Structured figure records
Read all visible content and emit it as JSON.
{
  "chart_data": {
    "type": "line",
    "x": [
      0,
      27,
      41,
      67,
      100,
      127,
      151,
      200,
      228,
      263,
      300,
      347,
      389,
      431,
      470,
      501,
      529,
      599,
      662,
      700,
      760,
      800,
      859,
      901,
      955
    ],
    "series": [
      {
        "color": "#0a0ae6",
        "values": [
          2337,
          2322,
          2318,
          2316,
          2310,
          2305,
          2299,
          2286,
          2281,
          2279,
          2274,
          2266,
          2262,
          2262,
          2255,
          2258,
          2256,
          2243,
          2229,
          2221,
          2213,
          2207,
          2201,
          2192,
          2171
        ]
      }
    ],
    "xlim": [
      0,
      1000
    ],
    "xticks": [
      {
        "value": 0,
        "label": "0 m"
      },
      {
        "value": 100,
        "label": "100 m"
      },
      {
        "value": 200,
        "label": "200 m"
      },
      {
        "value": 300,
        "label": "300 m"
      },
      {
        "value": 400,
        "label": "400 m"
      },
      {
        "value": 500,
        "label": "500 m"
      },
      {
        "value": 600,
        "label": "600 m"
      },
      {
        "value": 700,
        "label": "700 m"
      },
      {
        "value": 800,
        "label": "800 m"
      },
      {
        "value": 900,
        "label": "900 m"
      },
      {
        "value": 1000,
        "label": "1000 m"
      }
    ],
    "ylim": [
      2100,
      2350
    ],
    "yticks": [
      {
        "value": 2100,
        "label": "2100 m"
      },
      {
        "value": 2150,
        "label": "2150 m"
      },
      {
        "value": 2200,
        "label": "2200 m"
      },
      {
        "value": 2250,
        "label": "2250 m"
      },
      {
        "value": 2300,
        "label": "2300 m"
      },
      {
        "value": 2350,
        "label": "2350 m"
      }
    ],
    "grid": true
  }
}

**What the exercise asks:**
Give back all the data exactly as written.

**Output below:**
Read all visible content and emit it as JSON.
{
  "chart_data": {
    "type": "line",
    "x": [
      0,
      27,
      41,
      67,
      100,
      127,
      151,
      200,
      228,
      263,
      300,
      347,
      389,
      431,
      470,
      501,
      529,
      599,
      662,
      700,
      760,
      800,
      859,
      901,
      955
    ],
    "series": [
      {
        "color": "#0a0ae6",
        "values": [
          2337,
          2322,
          2318,
          2316,
          2310,
          2305,
          2299,
          2286,
          2281,
          2279,
          2274,
          2266,
          2262,
          2262,
          2255,
          2258,
          2256,
          2243,
          2229,
          2221,
          2213,
          2207,
          2201,
          2192,
          2171
        ]
      }
    ],
    "xlim": [
      0,
      1000
    ],
    "xticks": [
      {
        "value": 0,
        "label": "0 m"
      },
      {
        "value": 100,
        "label": "100 m"
      },
      {
        "value": 200,
        "label": "200 m"
      },
      {
        "value": 300,
        "label": "300 m"
      },
      {
        "value": 400,
        "label": "400 m"
      },
      {
        "value": 500,
        "label": "500 m"
      },
      {
        "value": 600,
        "label": "600 m"
      },
      {
        "value": 700,
        "label": "700 m"
      },
      {
        "value": 800,
        "label": "800 m"
      },
      {
        "value": 900,
        "label": "900 m"
      },
      {
        "value": 1000,
        "label": "1000 m"
      }
    ],
    "ylim": [
      2100,
      2350
    ],
    "yticks": [
      {
        "value": 2100,
        "label": "2100 m"
      },
      {
        "value": 2150,
        "label": "2150 m"
      },
      {
        "value": 2200,
        "label": "2200 m"
      },
      {
        "value": 2250,
        "label": "2250 m"
      },
      {
        "value": 2300,
        "label": "2300 m"
      },
      {
        "value": 2350,
        "label": "2350 m"
      }
    ],
    "grid": true
  }
}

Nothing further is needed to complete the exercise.